▽

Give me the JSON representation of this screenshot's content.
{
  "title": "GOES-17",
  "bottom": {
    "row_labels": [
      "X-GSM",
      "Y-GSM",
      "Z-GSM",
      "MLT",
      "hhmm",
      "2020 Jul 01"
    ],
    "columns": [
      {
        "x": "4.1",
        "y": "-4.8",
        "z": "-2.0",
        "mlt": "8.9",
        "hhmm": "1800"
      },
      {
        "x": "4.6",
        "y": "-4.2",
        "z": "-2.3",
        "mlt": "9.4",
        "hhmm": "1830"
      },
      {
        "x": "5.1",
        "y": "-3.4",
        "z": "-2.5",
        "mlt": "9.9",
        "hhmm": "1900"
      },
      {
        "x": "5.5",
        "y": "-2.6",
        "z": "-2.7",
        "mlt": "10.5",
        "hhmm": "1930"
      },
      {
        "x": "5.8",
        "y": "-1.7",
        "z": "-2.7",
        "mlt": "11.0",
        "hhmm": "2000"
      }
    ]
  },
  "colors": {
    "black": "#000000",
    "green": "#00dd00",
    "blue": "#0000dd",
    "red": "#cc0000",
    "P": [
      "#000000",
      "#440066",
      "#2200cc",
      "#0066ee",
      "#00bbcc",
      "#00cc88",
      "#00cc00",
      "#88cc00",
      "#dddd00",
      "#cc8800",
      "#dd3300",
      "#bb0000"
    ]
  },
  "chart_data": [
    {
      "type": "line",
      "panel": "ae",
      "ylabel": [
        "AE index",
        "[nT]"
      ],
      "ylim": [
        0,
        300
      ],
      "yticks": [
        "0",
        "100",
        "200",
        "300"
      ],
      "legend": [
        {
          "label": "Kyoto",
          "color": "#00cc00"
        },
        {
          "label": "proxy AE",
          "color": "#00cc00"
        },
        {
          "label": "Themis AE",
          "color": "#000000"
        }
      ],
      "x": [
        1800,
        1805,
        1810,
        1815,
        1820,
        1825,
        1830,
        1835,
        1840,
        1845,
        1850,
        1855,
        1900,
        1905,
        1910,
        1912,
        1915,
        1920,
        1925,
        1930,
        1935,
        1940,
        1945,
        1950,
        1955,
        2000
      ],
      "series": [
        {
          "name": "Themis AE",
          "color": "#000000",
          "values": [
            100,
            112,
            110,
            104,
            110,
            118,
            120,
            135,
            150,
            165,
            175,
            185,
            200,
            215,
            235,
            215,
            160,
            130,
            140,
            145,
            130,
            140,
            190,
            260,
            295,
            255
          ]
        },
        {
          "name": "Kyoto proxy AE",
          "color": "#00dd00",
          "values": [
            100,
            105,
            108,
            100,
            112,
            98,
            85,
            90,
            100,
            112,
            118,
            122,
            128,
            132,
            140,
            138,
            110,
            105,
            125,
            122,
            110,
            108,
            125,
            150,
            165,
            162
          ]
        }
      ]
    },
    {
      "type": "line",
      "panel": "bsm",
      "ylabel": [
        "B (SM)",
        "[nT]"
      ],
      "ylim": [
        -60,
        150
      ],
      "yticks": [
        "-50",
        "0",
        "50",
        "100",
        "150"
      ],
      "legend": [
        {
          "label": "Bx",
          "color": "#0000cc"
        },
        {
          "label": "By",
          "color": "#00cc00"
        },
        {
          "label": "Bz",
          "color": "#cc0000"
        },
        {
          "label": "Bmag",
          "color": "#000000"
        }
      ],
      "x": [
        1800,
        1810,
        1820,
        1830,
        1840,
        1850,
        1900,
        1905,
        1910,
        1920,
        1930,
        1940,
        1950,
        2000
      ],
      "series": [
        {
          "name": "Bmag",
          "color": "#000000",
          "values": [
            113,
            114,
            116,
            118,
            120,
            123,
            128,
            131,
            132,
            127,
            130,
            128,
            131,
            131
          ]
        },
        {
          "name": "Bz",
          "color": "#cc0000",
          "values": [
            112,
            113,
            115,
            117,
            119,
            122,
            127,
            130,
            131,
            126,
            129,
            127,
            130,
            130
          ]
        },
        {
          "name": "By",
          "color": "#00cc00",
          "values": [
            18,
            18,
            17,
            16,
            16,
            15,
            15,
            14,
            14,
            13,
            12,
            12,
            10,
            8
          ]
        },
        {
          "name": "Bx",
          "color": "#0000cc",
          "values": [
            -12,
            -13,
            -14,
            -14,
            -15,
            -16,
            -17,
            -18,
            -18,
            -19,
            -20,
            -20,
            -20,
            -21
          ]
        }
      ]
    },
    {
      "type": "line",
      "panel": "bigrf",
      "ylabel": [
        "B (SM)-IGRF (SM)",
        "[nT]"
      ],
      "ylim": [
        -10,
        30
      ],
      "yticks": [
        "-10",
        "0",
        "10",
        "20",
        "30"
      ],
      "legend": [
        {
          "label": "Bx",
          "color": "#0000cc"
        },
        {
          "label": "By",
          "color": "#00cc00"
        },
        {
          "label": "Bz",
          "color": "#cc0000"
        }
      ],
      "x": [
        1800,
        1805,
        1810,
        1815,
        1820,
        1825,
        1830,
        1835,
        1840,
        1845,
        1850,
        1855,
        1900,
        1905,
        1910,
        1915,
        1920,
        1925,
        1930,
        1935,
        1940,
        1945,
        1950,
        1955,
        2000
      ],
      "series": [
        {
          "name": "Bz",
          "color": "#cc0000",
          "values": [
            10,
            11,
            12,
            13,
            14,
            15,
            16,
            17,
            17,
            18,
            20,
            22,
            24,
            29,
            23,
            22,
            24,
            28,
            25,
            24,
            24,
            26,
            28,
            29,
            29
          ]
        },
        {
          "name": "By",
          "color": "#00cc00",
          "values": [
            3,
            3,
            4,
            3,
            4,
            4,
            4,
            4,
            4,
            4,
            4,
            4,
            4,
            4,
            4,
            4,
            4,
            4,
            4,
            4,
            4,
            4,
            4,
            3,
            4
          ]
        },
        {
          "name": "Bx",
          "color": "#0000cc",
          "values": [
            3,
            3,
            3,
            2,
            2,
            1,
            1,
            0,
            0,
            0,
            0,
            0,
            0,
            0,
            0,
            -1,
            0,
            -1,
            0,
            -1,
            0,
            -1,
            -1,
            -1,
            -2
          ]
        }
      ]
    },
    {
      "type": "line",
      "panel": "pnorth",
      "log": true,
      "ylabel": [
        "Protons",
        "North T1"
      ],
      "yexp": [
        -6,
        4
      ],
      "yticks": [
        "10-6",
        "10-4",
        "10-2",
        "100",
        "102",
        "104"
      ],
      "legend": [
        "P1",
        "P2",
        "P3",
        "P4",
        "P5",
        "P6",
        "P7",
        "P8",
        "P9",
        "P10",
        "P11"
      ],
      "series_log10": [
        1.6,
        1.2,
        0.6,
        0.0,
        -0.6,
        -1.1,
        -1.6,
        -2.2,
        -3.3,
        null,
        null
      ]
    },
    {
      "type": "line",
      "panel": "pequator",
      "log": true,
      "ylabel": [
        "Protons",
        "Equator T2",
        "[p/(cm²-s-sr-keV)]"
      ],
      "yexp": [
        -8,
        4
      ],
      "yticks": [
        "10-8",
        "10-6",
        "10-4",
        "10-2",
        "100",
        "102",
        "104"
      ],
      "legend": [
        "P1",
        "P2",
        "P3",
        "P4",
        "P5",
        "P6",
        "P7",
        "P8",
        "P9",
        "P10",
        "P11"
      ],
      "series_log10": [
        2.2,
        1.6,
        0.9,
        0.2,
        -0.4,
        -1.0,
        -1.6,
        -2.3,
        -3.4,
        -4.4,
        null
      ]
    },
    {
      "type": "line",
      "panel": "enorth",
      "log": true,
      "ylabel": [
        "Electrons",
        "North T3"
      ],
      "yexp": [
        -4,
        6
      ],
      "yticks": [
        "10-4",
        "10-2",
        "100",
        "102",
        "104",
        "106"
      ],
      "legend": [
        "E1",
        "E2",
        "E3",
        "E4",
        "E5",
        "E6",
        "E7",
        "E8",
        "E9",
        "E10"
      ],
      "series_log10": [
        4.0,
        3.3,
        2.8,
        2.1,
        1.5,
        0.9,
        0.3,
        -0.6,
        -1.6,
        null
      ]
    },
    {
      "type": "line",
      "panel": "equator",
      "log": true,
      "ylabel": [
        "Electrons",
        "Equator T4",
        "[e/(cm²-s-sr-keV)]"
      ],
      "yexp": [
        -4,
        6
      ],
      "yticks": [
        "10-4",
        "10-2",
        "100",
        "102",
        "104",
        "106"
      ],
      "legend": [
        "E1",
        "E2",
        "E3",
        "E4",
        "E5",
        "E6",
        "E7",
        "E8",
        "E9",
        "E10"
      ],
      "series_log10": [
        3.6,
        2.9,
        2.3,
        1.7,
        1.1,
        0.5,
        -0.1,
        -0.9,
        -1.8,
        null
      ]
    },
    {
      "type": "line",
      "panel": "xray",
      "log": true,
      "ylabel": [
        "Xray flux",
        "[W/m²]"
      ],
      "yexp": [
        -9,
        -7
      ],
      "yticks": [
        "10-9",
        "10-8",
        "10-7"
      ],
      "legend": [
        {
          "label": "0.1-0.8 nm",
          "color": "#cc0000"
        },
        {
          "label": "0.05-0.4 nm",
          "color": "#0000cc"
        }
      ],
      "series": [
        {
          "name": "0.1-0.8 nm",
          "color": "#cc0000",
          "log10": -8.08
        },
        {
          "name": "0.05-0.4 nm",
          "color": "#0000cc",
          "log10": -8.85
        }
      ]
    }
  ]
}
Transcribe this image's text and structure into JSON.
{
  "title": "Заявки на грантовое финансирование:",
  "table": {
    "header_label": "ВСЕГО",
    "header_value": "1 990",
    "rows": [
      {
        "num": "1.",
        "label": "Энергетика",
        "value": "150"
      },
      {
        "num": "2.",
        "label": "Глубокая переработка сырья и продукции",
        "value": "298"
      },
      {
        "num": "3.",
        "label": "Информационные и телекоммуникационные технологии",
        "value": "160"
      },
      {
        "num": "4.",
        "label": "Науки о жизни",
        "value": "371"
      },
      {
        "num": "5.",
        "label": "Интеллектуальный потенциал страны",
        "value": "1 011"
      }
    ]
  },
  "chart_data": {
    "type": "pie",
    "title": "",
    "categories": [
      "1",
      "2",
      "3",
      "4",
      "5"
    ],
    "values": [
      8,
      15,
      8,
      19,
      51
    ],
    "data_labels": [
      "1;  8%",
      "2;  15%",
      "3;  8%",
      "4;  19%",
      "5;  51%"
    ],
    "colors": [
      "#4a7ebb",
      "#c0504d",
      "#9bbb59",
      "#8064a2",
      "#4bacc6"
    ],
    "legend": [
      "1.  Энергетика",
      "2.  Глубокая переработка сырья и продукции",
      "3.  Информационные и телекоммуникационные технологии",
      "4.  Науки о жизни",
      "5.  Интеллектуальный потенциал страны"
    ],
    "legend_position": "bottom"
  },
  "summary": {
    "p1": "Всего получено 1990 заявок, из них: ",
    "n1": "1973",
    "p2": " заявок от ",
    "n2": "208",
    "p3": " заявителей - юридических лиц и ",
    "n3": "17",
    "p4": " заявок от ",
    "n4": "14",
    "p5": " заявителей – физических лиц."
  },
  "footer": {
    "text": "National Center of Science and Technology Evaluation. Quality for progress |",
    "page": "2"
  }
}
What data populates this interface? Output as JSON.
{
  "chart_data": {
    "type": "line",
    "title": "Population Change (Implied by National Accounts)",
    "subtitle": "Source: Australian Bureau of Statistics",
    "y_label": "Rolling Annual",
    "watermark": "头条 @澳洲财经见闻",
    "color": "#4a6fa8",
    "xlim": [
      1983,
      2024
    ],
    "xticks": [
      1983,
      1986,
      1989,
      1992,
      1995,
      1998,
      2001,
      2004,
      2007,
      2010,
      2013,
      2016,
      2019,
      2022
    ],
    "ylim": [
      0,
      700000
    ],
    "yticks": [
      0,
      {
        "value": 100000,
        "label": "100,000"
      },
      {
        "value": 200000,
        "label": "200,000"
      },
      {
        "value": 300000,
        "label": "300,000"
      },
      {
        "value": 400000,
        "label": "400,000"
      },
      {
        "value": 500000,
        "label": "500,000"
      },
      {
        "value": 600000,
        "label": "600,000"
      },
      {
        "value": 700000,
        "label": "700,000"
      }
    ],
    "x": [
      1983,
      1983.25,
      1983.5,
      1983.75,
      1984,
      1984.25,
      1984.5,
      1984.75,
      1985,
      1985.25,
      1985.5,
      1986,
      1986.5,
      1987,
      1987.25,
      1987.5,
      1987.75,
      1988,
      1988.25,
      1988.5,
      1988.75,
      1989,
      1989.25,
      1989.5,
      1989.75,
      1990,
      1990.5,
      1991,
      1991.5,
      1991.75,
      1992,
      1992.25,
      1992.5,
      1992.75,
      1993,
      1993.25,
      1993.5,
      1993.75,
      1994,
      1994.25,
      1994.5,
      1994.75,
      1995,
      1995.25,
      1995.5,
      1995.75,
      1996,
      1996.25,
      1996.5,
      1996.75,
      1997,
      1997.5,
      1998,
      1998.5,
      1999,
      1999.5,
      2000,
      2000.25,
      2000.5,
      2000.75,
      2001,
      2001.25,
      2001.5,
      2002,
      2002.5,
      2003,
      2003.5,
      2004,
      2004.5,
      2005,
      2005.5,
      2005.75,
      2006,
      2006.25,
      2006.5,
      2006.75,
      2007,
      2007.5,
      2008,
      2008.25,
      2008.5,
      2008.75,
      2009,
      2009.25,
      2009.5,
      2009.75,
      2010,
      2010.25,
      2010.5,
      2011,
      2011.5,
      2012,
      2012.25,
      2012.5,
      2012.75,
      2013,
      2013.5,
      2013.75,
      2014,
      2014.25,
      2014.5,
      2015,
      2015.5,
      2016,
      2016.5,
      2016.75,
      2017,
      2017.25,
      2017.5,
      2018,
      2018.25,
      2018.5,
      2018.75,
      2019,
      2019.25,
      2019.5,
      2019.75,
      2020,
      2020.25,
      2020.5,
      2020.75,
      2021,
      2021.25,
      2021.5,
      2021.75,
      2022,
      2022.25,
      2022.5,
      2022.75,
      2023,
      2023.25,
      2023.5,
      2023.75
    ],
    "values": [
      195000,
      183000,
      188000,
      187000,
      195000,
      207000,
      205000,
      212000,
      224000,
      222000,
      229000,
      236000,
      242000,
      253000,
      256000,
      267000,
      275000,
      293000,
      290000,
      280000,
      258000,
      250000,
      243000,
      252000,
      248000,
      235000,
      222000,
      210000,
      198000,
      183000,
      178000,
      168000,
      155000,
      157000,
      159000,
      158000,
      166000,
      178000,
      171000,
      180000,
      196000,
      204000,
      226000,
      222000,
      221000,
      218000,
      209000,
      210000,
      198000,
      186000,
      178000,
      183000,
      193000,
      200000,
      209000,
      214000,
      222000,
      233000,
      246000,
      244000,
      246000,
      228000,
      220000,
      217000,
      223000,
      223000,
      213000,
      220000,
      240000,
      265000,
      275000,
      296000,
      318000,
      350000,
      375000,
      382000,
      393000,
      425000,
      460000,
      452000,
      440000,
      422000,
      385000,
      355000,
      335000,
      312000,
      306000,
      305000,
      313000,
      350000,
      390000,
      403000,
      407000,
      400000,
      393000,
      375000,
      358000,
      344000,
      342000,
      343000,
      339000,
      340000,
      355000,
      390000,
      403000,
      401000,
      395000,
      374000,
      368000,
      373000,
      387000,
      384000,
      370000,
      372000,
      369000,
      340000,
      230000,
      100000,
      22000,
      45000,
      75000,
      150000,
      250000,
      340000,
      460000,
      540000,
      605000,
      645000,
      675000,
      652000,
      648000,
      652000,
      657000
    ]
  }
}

△

# Exercise objective
From the listing above, find the number of lines with the word "hhmm" in them. Answer with the number only.

# The solution
6